Set task
Extract each line of the data below exactly as written.

Records for processing
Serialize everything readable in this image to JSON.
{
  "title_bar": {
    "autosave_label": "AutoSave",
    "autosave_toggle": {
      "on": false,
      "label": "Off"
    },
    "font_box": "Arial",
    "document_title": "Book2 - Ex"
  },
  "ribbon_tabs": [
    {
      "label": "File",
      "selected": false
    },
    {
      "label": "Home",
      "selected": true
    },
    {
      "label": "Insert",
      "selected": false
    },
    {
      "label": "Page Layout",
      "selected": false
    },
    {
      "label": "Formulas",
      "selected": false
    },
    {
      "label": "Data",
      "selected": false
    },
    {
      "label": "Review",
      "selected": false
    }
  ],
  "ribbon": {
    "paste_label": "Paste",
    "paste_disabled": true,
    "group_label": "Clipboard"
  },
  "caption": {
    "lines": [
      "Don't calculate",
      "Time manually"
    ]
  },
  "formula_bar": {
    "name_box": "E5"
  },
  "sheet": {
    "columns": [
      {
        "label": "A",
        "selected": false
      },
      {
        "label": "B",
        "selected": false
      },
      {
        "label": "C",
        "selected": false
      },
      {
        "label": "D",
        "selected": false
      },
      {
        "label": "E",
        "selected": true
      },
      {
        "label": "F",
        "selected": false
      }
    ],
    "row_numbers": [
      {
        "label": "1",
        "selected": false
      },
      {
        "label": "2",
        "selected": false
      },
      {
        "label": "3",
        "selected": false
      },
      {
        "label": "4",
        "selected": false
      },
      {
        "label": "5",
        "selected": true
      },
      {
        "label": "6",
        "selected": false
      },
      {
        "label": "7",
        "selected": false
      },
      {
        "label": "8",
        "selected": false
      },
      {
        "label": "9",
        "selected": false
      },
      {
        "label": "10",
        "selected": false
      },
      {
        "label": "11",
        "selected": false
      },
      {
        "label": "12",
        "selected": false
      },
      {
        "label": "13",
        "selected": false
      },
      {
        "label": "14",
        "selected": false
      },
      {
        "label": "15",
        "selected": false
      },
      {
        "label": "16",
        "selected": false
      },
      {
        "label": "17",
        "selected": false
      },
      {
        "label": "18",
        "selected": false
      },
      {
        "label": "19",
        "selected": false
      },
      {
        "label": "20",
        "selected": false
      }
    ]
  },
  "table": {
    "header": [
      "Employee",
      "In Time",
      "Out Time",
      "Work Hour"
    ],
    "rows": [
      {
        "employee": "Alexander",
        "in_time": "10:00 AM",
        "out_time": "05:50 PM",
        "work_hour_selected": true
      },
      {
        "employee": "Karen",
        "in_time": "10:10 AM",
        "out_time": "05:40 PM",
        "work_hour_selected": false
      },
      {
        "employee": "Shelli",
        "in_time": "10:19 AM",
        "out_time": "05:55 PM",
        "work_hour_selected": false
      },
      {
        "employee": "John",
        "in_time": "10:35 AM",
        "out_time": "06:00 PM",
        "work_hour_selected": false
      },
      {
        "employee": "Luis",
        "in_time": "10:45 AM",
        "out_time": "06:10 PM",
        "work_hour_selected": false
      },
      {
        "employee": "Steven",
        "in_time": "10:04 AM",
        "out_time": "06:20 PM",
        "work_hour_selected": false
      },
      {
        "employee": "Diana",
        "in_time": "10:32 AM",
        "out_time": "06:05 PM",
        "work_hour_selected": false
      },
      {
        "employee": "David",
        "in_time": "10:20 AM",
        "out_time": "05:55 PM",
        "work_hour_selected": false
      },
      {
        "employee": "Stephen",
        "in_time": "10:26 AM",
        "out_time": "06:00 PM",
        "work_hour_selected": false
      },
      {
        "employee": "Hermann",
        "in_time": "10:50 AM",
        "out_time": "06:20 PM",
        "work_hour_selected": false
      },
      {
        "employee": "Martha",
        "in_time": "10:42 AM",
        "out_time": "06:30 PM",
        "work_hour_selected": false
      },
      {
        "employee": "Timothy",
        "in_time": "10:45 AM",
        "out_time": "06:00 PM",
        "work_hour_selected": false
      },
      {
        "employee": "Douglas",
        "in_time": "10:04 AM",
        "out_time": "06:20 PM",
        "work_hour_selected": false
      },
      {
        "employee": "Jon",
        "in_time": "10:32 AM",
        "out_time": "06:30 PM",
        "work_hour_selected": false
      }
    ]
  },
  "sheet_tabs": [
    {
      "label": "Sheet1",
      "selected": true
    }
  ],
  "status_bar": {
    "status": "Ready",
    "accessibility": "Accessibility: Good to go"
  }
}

Task answer
Serialize everything readable in this image to JSON.
{
  "title_bar": {
    "autosave_label": "AutoSave",
    "autosave_toggle": {
      "on": false,
      "label": "Off"
    },
    "font_box": "Arial",
    "document_title": "Book2 - Ex"
  },
  "ribbon_tabs": [
    {
      "label": "File",
      "selected": false
    },
    {
      "label": "Home",
      "selected": true
    },
    {
      "label": "Insert",
      "selected": false
    },
    {
      "label": "Page Layout",
      "selected": false
    },
    {
      "label": "Formulas",
      "selected": false
    },
    {
      "label": "Data",
      "selected": false
    },
    {
      "label": "Review",
      "selected": false
    }
  ],
  "ribbon": {
    "paste_label": "Paste",
    "paste_disabled": true,
    "group_label": "Clipboard"
  },
  "caption": {
    "lines": [
      "Don't calculate",
      "Time manually"
    ]
  },
  "formula_bar": {
    "name_box": "E5"
  },
  "sheet": {
    "columns": [
      {
        "label": "A",
        "selected": false
      },
      {
        "label": "B",
        "selected": false
      },
      {
        "label": "C",
        "selected": false
      },
      {
        "label": "D",
        "selected": false
      },
      {
        "label": "E",
        "selected": true
      },
      {
        "label": "F",
        "selected": false
      }
    ],
    "row_numbers": [
      {
        "label": "1",
        "selected": false
      },
      {
        "label": "2",
        "selected": false
      },
      {
        "label": "3",
        "selected": false
      },
      {
        "label": "4",
        "selected": false
      },
      {
        "label": "5",
        "selected": true
      },
      {
        "label": "6",
        "selected": false
      },
      {
        "label": "7",
        "selected": false
      },
      {
        "label": "8",
        "selected": false
      },
      {
        "label": "9",
        "selected": false
      },
      {
        "label": "10",
        "selected": false
      },
      {
        "label": "11",
        "selected": false
      },
      {
        "label": "12",
        "selected": false
      },
      {
        "label": "13",
        "selected": false
      },
      {
        "label": "14",
        "selected": false
      },
      {
        "label": "15",
        "selected": false
      },
      {
        "label": "16",
        "selected": false
      },
      {
        "label": "17",
        "selected": false
      },
      {
        "label": "18",
        "selected": false
      },
      {
        "label": "19",
        "selected": false
      },
      {
        "label": "20",
        "selected": false
      }
    ]
  },
  "table": {
    "header": [
      "Employee",
      "In Time",
      "Out Time",
      "Work Hour"
    ],
    "rows": [
      {
        "employee": "Alexander",
        "in_time": "10:00 AM",
        "out_time": "05:50 PM",
        "work_hour_selected": true
      },
      {
        "employee": "Karen",
        "in_time": "10:10 AM",
        "out_time": "05:40 PM",
        "work_hour_selected": false
      },
      {
        "employee": "Shelli",
        "in_time": "10:19 AM",
        "out_time": "05:55 PM",
        "work_hour_selected": false
      },
      {
        "employee": "John",
        "in_time": "10:35 AM",
        "out_time": "06:00 PM",
        "work_hour_selected": false
      },
      {
        "employee": "Luis",
        "in_time": "10:45 AM",
        "out_time": "06:10 PM",
        "work_hour_selected": false
      },
      {
        "employee": "Steven",
        "in_time": "10:04 AM",
        "out_time": "06:20 PM",
        "work_hour_selected": false
      },
      {
        "employee": "Diana",
        "in_time": "10:32 AM",
        "out_time": "06:05 PM",
        "work_hour_selected": false
      },
      {
        "employee": "David",
        "in_time": "10:20 AM",
        "out_time": "05:55 PM",
        "work_hour_selected": false
      },
      {
        "employee": "Stephen",
        "in_time": "10:26 AM",
        "out_time": "06:00 PM",
        "work_hour_selected": false
      },
      {
        "employee": "Hermann",
        "in_time": "10:50 AM",
        "out_time": "06:20 PM",
        "work_hour_selected": false
      },
      {
        "employee": "Martha",
        "in_time": "10:42 AM",
        "out_time": "06:30 PM",
        "work_hour_selected": false
      },
      {
        "employee": "Timothy",
        "in_time": "10:45 AM",
        "out_time": "06:00 PM",
        "work_hour_selected": false
      },
      {
        "employee": "Douglas",
        "in_time": "10:04 AM",
        "out_time": "06:20 PM",
        "work_hour_selected": false
      },
      {
        "employee": "Jon",
        "in_time": "10:32 AM",
        "out_time": "06:30 PM",
        "work_hour_selected": false
      }
    ]
  },
  "sheet_tabs": [
    {
      "label": "Sheet1",
      "selected": true
    }
  ],
  "status_bar": {
    "status": "Ready",
    "accessibility": "Accessibility: Good to go"
  }
}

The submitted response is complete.